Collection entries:
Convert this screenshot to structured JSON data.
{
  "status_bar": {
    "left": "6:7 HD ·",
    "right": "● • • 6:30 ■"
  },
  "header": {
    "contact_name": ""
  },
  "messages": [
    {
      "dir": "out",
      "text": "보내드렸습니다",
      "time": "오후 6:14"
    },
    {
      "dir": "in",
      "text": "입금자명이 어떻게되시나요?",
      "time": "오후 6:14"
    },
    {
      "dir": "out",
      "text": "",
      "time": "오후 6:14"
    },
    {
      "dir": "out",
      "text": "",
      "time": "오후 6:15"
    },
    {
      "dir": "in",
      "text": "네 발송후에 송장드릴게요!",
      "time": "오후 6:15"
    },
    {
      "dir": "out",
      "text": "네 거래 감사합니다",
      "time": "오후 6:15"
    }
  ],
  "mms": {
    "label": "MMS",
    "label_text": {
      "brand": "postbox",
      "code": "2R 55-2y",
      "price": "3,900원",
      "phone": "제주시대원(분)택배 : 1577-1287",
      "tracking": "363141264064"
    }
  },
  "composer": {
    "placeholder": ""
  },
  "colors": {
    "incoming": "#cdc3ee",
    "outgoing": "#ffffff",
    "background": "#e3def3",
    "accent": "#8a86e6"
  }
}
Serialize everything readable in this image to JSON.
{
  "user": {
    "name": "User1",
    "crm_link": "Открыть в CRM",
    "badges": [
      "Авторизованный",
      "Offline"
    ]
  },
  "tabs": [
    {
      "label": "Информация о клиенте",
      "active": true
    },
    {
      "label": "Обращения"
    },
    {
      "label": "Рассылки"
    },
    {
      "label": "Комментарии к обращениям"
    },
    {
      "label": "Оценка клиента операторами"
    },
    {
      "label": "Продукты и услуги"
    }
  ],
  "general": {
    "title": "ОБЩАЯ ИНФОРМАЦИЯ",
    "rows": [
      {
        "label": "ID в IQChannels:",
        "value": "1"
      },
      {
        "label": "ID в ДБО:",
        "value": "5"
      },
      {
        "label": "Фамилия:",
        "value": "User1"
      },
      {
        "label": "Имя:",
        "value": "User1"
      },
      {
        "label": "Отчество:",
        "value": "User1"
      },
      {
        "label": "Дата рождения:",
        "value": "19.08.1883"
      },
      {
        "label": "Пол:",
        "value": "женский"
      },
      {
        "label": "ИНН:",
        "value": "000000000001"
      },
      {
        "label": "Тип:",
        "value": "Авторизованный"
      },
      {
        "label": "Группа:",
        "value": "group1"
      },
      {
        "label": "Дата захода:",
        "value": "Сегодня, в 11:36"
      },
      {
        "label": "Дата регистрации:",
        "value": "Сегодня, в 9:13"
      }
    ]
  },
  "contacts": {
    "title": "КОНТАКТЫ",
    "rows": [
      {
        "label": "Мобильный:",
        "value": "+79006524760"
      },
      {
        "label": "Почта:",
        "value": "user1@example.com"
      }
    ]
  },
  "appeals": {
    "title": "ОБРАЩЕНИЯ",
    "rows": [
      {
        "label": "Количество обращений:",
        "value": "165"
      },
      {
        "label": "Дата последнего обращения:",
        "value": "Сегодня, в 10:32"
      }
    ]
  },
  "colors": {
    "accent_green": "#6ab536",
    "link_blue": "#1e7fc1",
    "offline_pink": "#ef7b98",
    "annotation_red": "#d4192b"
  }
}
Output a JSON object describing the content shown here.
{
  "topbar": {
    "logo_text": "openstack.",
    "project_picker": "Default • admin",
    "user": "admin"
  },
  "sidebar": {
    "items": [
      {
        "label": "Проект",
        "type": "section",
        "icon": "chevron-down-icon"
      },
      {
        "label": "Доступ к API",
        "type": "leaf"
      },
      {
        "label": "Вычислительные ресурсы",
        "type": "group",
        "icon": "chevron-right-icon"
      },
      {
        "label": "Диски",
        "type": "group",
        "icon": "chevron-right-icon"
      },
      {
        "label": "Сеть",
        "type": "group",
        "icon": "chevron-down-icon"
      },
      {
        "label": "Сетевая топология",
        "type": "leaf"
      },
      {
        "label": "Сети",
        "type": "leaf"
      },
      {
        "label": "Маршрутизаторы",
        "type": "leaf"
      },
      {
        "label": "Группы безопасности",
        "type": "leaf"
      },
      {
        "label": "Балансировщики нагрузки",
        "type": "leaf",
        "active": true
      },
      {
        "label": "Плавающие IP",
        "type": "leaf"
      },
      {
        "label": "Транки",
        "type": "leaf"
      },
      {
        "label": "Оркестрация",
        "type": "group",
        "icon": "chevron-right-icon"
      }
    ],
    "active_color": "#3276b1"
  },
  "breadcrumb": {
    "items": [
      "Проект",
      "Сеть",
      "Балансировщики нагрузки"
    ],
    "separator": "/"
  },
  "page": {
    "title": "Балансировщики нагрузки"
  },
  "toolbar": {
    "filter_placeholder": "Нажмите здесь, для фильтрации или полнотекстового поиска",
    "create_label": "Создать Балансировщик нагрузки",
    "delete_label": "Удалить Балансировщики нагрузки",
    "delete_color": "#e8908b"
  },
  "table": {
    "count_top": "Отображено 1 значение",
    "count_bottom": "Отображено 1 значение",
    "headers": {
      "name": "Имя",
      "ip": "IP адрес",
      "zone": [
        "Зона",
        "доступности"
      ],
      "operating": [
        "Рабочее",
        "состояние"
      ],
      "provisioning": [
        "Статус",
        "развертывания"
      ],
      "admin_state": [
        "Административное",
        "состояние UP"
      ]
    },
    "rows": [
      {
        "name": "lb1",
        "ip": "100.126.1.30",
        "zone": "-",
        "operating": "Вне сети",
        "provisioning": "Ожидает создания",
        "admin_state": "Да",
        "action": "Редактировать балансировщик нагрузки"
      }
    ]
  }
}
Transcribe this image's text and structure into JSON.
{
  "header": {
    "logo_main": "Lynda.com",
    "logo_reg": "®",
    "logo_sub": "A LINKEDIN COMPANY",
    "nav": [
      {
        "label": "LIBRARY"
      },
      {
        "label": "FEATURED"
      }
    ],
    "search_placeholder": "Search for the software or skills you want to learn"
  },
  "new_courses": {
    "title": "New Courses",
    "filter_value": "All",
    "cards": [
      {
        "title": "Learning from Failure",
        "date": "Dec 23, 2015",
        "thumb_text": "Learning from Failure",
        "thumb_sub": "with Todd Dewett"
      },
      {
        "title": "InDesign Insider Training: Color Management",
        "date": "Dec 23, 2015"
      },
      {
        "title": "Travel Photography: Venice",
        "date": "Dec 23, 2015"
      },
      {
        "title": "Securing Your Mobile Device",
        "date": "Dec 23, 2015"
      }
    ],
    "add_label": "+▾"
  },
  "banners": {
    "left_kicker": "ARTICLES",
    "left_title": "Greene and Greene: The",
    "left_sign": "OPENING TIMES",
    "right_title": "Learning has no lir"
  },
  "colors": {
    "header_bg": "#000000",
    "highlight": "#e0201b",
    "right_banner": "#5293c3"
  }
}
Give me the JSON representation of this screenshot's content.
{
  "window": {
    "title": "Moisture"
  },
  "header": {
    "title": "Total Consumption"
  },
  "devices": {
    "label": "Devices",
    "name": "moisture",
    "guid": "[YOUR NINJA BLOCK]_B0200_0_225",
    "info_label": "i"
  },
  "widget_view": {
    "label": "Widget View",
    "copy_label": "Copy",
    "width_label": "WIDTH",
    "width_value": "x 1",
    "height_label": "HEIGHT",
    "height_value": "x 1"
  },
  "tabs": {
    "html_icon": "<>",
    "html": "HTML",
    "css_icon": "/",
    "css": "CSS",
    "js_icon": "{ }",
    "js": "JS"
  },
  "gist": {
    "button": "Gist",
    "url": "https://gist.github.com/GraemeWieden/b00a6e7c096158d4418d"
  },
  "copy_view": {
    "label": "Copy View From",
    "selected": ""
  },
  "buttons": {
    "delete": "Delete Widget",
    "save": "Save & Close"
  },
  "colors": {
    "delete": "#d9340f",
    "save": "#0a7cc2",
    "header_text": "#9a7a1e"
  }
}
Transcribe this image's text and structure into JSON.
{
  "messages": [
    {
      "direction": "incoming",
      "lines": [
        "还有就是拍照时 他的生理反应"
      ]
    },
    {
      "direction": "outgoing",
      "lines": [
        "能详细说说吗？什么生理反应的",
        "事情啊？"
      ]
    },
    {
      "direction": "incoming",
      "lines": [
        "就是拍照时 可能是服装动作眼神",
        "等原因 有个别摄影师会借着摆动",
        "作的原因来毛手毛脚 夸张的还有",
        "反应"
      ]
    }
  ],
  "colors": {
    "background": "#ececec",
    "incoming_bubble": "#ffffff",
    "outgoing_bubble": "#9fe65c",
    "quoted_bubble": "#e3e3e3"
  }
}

__DO THIS__. Where does the word "значение" appear? Return each line that holds it.

__RESPONSE BELOW__.
    "count_top": "Отображено 1 значение",
    "count_bottom": "Отображено 1 значение",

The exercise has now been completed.